◆ Exercise objective ◆
Search the records for "screenshot". Copy every line where it appears.

Dataset rows about figures
▼
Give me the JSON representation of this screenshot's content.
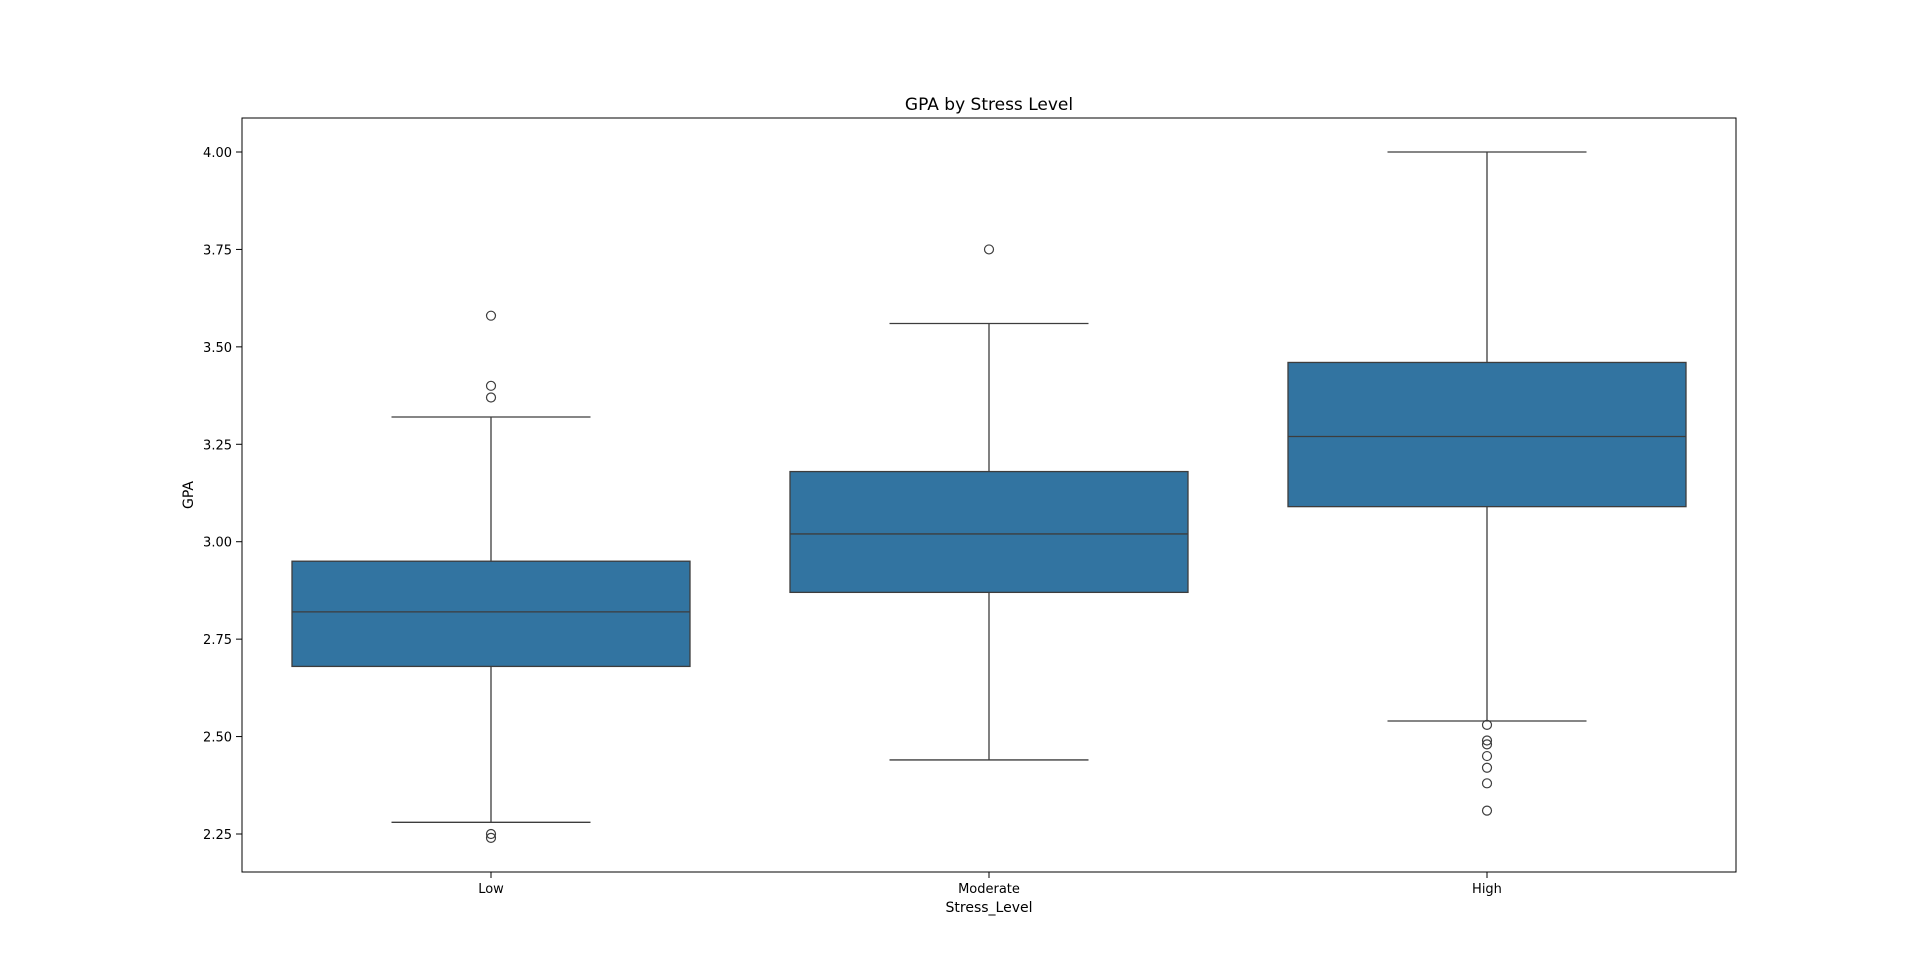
{
  "chart_data": {
    "type": "box",
    "title": "GPA by Stress Level",
    "xlabel": "Stress_Level",
    "ylabel": "GPA",
    "categories": [
      "Low",
      "Moderate",
      "High"
    ],
    "ylim": [
      2.15,
      4.09
    ],
    "yticks": [
      2.25,
      2.5,
      2.75,
      3.0,
      3.25,
      3.5,
      3.75,
      4.0
    ],
    "ytick_labels": [
      "2.25",
      "2.50",
      "2.75",
      "3.00",
      "3.25",
      "3.50",
      "3.75",
      "4.00"
    ],
    "grid": false,
    "legend": "none",
    "box_color": "#3274a1",
    "line_color": "#3d3d3d",
    "boxes": [
      {
        "category": "Low",
        "whisker_low": 2.28,
        "q1": 2.68,
        "median": 2.82,
        "q3": 2.95,
        "whisker_high": 3.32,
        "outliers": [
          3.58,
          3.4,
          3.37,
          2.25,
          2.24
        ]
      },
      {
        "category": "Moderate",
        "whisker_low": 2.44,
        "q1": 2.87,
        "median": 3.02,
        "q3": 3.18,
        "whisker_high": 3.56,
        "outliers": [
          3.75
        ]
      },
      {
        "category": "High",
        "whisker_low": 2.54,
        "q1": 3.09,
        "median": 3.27,
        "q3": 3.46,
        "whisker_high": 4.0,
        "outliers": [
          2.53,
          2.49,
          2.48,
          2.45,
          2.42,
          2.38,
          2.31
        ]
      }
    ]
  }
}
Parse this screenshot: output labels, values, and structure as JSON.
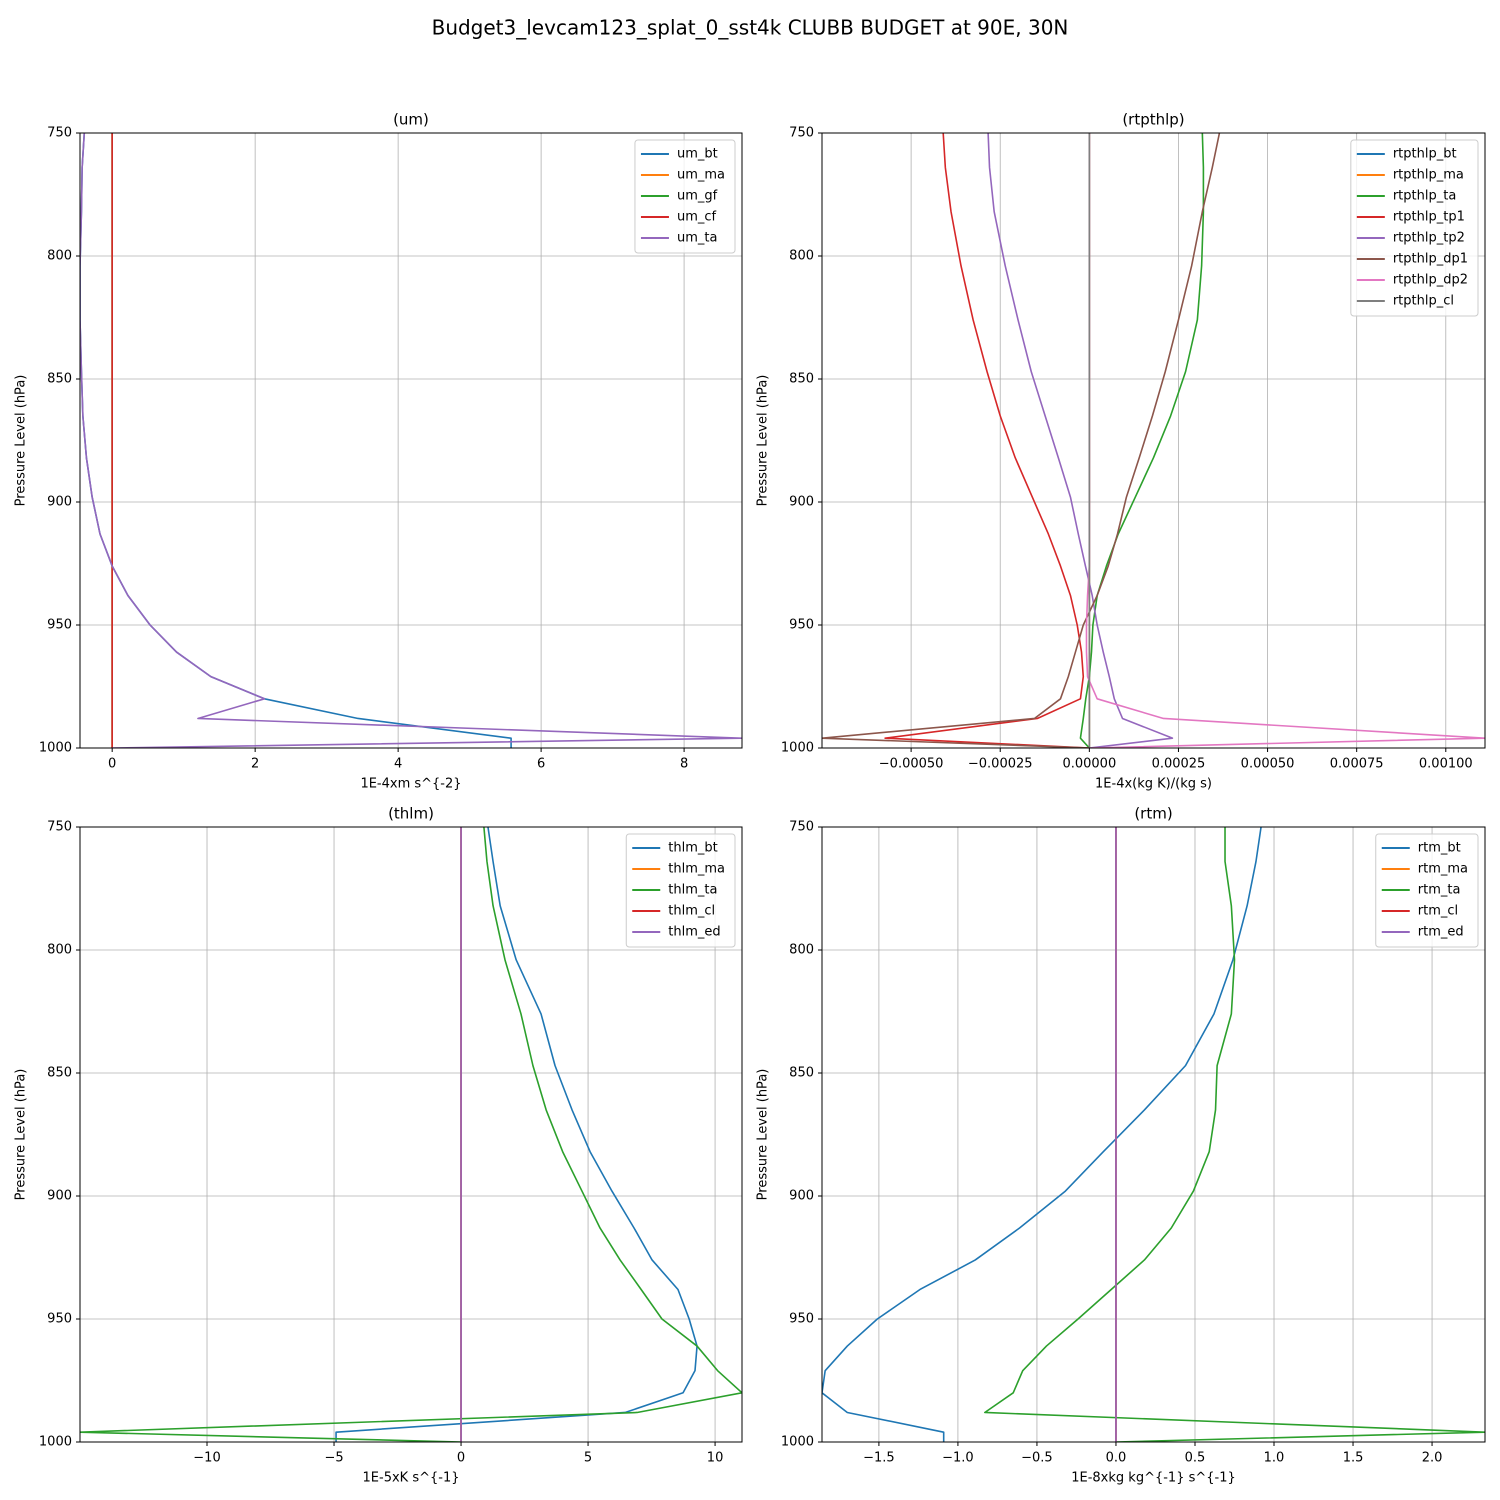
{
  "title": "Budget3_levcam123_splat_0_sst4k CLUBB BUDGET at 90E, 30N",
  "chart_data": [
    {
      "type": "line",
      "title": "(um)",
      "xlabel": "1E-4xm s^{-2}",
      "ylabel": "Pressure Level (hPa)",
      "xlim": [
        -0.45,
        8.81
      ],
      "xticks": [
        0,
        2,
        4,
        6,
        8
      ],
      "ylim": [
        1000,
        750
      ],
      "yticks": [
        750,
        800,
        850,
        900,
        950,
        1000
      ],
      "grid": true,
      "legend": "upper right",
      "y": [
        750,
        764,
        782,
        804,
        826,
        847,
        865,
        882,
        898,
        913,
        926,
        938,
        950,
        961,
        971,
        980,
        988,
        996,
        1000
      ],
      "series": [
        {
          "name": "um_bt",
          "color": "#1f77b4",
          "values": [
            -0.39,
            -0.42,
            -0.43,
            -0.45,
            -0.45,
            -0.43,
            -0.41,
            -0.36,
            -0.28,
            -0.17,
            0.0,
            0.22,
            0.53,
            0.9,
            1.38,
            2.13,
            3.44,
            5.58,
            5.58
          ]
        },
        {
          "name": "um_ma",
          "color": "#ff7f0e",
          "values": [
            0,
            0,
            0,
            0,
            0,
            0,
            0,
            0,
            0,
            0,
            0,
            0,
            0,
            0,
            0,
            0,
            0,
            0,
            0
          ]
        },
        {
          "name": "um_gf",
          "color": "#2ca02c",
          "values": [
            0,
            0,
            0,
            0,
            0,
            0,
            0,
            0,
            0,
            0,
            0,
            0,
            0,
            0,
            0,
            0,
            0,
            0,
            0
          ]
        },
        {
          "name": "um_cf",
          "color": "#d62728",
          "values": [
            0,
            0,
            0,
            0,
            0,
            0,
            0,
            0,
            0,
            0,
            0,
            0,
            0,
            0,
            0,
            0,
            0,
            0,
            0
          ]
        },
        {
          "name": "um_ta",
          "color": "#9467bd",
          "values": [
            -0.39,
            -0.42,
            -0.43,
            -0.45,
            -0.45,
            -0.43,
            -0.41,
            -0.36,
            -0.28,
            -0.17,
            0.0,
            0.22,
            0.53,
            0.9,
            1.38,
            2.13,
            1.2,
            8.8,
            0.0
          ]
        }
      ]
    },
    {
      "type": "line",
      "title": "(rtpthlp)",
      "xlabel": "1E-4x(kg K)/(kg s)",
      "ylabel": "Pressure Level (hPa)",
      "xlim": [
        -0.00075,
        0.00111
      ],
      "xticks": [
        {
          "value": -0.0005,
          "label": "−0.00050"
        },
        {
          "value": -0.00025,
          "label": "−0.00025"
        },
        {
          "value": 0,
          "label": "0.00000"
        },
        {
          "value": 0.00025,
          "label": "0.00025"
        },
        {
          "value": 0.0005,
          "label": "0.00050"
        },
        {
          "value": 0.00075,
          "label": "0.00075"
        },
        {
          "value": 0.001,
          "label": "0.00100"
        }
      ],
      "ylim": [
        1000,
        750
      ],
      "yticks": [
        750,
        800,
        850,
        900,
        950,
        1000
      ],
      "grid": true,
      "legend": "upper right",
      "y": [
        750,
        764,
        782,
        804,
        826,
        847,
        865,
        882,
        898,
        913,
        926,
        938,
        950,
        961,
        971,
        980,
        988,
        996,
        1000
      ],
      "series": [
        {
          "name": "rtpthlp_bt",
          "color": "#1f77b4",
          "values": [
            0,
            0,
            0,
            0,
            0,
            0,
            0,
            0,
            0,
            0,
            0,
            0,
            0,
            0,
            0,
            0,
            0,
            0,
            0
          ]
        },
        {
          "name": "rtpthlp_ma",
          "color": "#ff7f0e",
          "values": [
            0,
            0,
            0,
            0,
            0,
            0,
            0,
            0,
            0,
            0,
            0,
            0,
            0,
            0,
            0,
            0,
            0,
            0,
            0
          ]
        },
        {
          "name": "rtpthlp_ta",
          "color": "#2ca02c",
          "values": [
            0.000317,
            0.00032,
            0.00032,
            0.000315,
            0.000303,
            0.00027,
            0.000228,
            0.00018,
            0.000129,
            8.1e-05,
            4.8e-05,
            2.2e-05,
            1e-05,
            6e-06,
            0,
            -1e-05,
            -1.7e-05,
            -2.5e-05,
            0
          ]
        },
        {
          "name": "rtpthlp_tp1",
          "color": "#d62728",
          "values": [
            -0.00041,
            -0.000404,
            -0.000388,
            -0.00036,
            -0.000326,
            -0.000287,
            -0.00025,
            -0.000208,
            -0.00016,
            -0.000115,
            -8.1e-05,
            -5.3e-05,
            -3.4e-05,
            -2.2e-05,
            -1.7e-05,
            -2.5e-05,
            -0.000146,
            -0.000573,
            0
          ]
        },
        {
          "name": "rtpthlp_tp2",
          "color": "#9467bd",
          "values": [
            -0.000284,
            -0.00028,
            -0.000267,
            -0.000236,
            -0.0002,
            -0.000163,
            -0.000124,
            -8.7e-05,
            -5.3e-05,
            -3.1e-05,
            -1.1e-05,
            8e-06,
            2.2e-05,
            3.9e-05,
            5.6e-05,
            7e-05,
            9.3e-05,
            0.000233,
            0
          ]
        },
        {
          "name": "rtpthlp_dp1",
          "color": "#8c564b",
          "values": [
            0.000365,
            0.000345,
            0.000317,
            0.000287,
            0.00025,
            0.000213,
            0.000177,
            0.00014,
            0.000104,
            7.9e-05,
            5.3e-05,
            2.2e-05,
            -1.7e-05,
            -3.9e-05,
            -5.9e-05,
            -8.1e-05,
            -0.000154,
            -0.00075,
            0
          ]
        },
        {
          "name": "rtpthlp_dp2",
          "color": "#e377c2",
          "values": [
            0,
            0,
            0,
            0,
            0,
            0,
            0,
            0,
            0,
            0,
            0,
            -5e-06,
            -8e-06,
            -8e-06,
            -5e-06,
            2.2e-05,
            0.000208,
            0.00111,
            0
          ]
        },
        {
          "name": "rtpthlp_cl",
          "color": "#7f7f7f",
          "values": [
            0,
            0,
            0,
            0,
            0,
            0,
            0,
            0,
            0,
            0,
            0,
            0,
            0,
            0,
            0,
            0,
            0,
            0,
            0
          ]
        }
      ]
    },
    {
      "type": "line",
      "title": "(thlm)",
      "xlabel": "1E-5xK s^{-1}",
      "ylabel": "Pressure Level (hPa)",
      "xlim": [
        -15,
        11.06
      ],
      "xticks": [
        {
          "value": -10,
          "label": "−10"
        },
        {
          "value": -5,
          "label": "−5"
        },
        0,
        5,
        10
      ],
      "ylim": [
        1000,
        750
      ],
      "yticks": [
        750,
        800,
        850,
        900,
        950,
        1000
      ],
      "grid": true,
      "legend": "upper right",
      "y": [
        750,
        764,
        782,
        804,
        826,
        847,
        865,
        882,
        898,
        913,
        926,
        938,
        950,
        961,
        971,
        980,
        988,
        996,
        1000
      ],
      "series": [
        {
          "name": "thlm_bt",
          "color": "#1f77b4",
          "values": [
            1.06,
            1.26,
            1.54,
            2.17,
            3.15,
            3.7,
            4.37,
            5.08,
            5.94,
            6.81,
            7.52,
            8.54,
            8.98,
            9.29,
            9.21,
            8.74,
            6.46,
            -4.92,
            -4.92
          ]
        },
        {
          "name": "thlm_ma",
          "color": "#ff7f0e",
          "values": [
            0,
            0,
            0,
            0,
            0,
            0,
            0,
            0,
            0,
            0,
            0,
            0,
            0,
            0,
            0,
            0,
            0,
            0,
            0
          ]
        },
        {
          "name": "thlm_ta",
          "color": "#2ca02c",
          "values": [
            0.9,
            1.02,
            1.26,
            1.73,
            2.36,
            2.83,
            3.35,
            4.0,
            4.76,
            5.47,
            6.26,
            7.09,
            7.91,
            9.29,
            10.1,
            11.06,
            6.93,
            -15.0,
            0
          ]
        },
        {
          "name": "thlm_cl",
          "color": "#d62728",
          "values": [
            0,
            0,
            0,
            0,
            0,
            0,
            0,
            0,
            0,
            0,
            0,
            0,
            0,
            0,
            0,
            0,
            0,
            0,
            0
          ]
        },
        {
          "name": "thlm_ed",
          "color": "#9467bd",
          "values": [
            0,
            0,
            0,
            0,
            0,
            0,
            0,
            0,
            0,
            0,
            0,
            0,
            0,
            0,
            0,
            0,
            0,
            0,
            0
          ]
        }
      ]
    },
    {
      "type": "line",
      "title": "(rtm)",
      "xlabel": "1E-8xkg kg^{-1} s^{-1}",
      "ylabel": "Pressure Level (hPa)",
      "xlim": [
        -1.86,
        2.335
      ],
      "xticks": [
        {
          "value": -1.5,
          "label": "−1.5"
        },
        {
          "value": -1,
          "label": "−1.0"
        },
        {
          "value": -0.5,
          "label": "−0.5"
        },
        {
          "value": 0,
          "label": "0.0"
        },
        0.5,
        {
          "value": 1,
          "label": "1.0"
        },
        1.5,
        {
          "value": 2,
          "label": "2.0"
        }
      ],
      "ylim": [
        1000,
        750
      ],
      "yticks": [
        750,
        800,
        850,
        900,
        950,
        1000
      ],
      "grid": true,
      "legend": "upper right",
      "y": [
        750,
        764,
        782,
        804,
        826,
        847,
        865,
        882,
        898,
        913,
        926,
        938,
        950,
        961,
        971,
        980,
        988,
        996,
        1000
      ],
      "series": [
        {
          "name": "rtm_bt",
          "color": "#1f77b4",
          "values": [
            0.918,
            0.886,
            0.83,
            0.74,
            0.62,
            0.44,
            0.18,
            -0.08,
            -0.32,
            -0.61,
            -0.89,
            -1.24,
            -1.51,
            -1.7,
            -1.84,
            -1.86,
            -1.7,
            -1.09,
            -1.09
          ]
        },
        {
          "name": "rtm_ma",
          "color": "#ff7f0e",
          "values": [
            0,
            0,
            0,
            0,
            0,
            0,
            0,
            0,
            0,
            0,
            0,
            0,
            0,
            0,
            0,
            0,
            0,
            0,
            0
          ]
        },
        {
          "name": "rtm_ta",
          "color": "#2ca02c",
          "values": [
            0.69,
            0.69,
            0.73,
            0.75,
            0.73,
            0.64,
            0.63,
            0.59,
            0.49,
            0.35,
            0.18,
            -0.03,
            -0.24,
            -0.44,
            -0.59,
            -0.65,
            -0.83,
            2.335,
            0
          ]
        },
        {
          "name": "rtm_cl",
          "color": "#d62728",
          "values": [
            0,
            0,
            0,
            0,
            0,
            0,
            0,
            0,
            0,
            0,
            0,
            0,
            0,
            0,
            0,
            0,
            0,
            0,
            0
          ]
        },
        {
          "name": "rtm_ed",
          "color": "#9467bd",
          "values": [
            0,
            0,
            0,
            0,
            0,
            0,
            0,
            0,
            0,
            0,
            0,
            0,
            0,
            0,
            0,
            0,
            0,
            0,
            0
          ]
        }
      ]
    }
  ]
}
▲
◆ Full response ◆
Give me the JSON representation of this screenshot's content.
Parse this screenshot: output labels, values, and structure as JSON.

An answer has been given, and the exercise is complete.